Stated goal:
Make an exact copy of each entry, leaving out every picture.

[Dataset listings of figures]
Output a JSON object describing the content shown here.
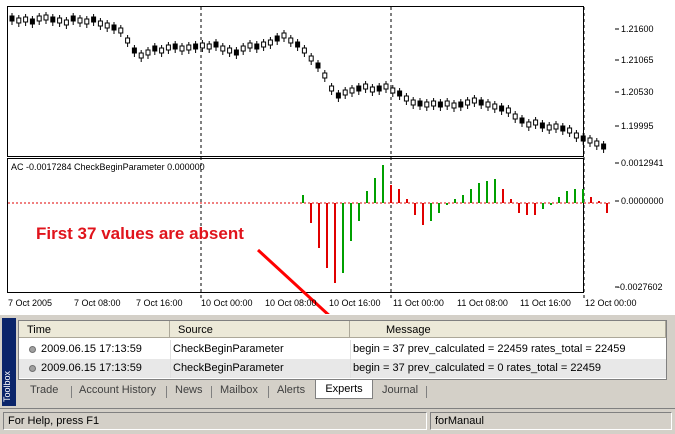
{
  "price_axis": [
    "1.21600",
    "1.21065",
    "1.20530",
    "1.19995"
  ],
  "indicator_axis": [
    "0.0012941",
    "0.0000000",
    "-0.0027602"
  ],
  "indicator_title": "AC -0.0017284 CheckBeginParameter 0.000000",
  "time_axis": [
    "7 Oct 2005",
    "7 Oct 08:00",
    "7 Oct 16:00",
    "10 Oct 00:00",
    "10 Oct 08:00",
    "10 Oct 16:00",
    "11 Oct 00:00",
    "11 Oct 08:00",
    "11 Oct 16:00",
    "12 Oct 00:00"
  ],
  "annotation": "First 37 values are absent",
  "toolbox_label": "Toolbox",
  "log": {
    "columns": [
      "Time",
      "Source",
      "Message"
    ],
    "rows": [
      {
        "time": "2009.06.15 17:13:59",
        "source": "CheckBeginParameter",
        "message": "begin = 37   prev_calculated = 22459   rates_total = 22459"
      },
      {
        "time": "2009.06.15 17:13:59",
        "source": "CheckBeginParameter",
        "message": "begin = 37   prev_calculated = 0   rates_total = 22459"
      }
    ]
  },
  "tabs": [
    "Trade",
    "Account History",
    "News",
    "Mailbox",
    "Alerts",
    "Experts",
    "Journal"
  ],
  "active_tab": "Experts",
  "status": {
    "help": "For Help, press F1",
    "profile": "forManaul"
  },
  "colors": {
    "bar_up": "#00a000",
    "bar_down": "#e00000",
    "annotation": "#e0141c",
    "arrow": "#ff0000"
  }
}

Final result:
Output a JSON object describing the content shown here.
{
  "price_axis": [
    "1.21600",
    "1.21065",
    "1.20530",
    "1.19995"
  ],
  "indicator_axis": [
    "0.0012941",
    "0.0000000",
    "-0.0027602"
  ],
  "indicator_title": "AC -0.0017284 CheckBeginParameter 0.000000",
  "time_axis": [
    "7 Oct 2005",
    "7 Oct 08:00",
    "7 Oct 16:00",
    "10 Oct 00:00",
    "10 Oct 08:00",
    "10 Oct 16:00",
    "11 Oct 00:00",
    "11 Oct 08:00",
    "11 Oct 16:00",
    "12 Oct 00:00"
  ],
  "annotation": "First 37 values are absent",
  "toolbox_label": "Toolbox",
  "log": {
    "columns": [
      "Time",
      "Source",
      "Message"
    ],
    "rows": [
      {
        "time": "2009.06.15 17:13:59",
        "source": "CheckBeginParameter",
        "message": "begin = 37   prev_calculated = 22459   rates_total = 22459"
      },
      {
        "time": "2009.06.15 17:13:59",
        "source": "CheckBeginParameter",
        "message": "begin = 37   prev_calculated = 0   rates_total = 22459"
      }
    ]
  },
  "tabs": [
    "Trade",
    "Account History",
    "News",
    "Mailbox",
    "Alerts",
    "Experts",
    "Journal"
  ],
  "active_tab": "Experts",
  "status": {
    "help": "For Help, press F1",
    "profile": "forManaul"
  },
  "colors": {
    "bar_up": "#00a000",
    "bar_down": "#e00000",
    "annotation": "#e0141c",
    "arrow": "#ff0000"
  }
}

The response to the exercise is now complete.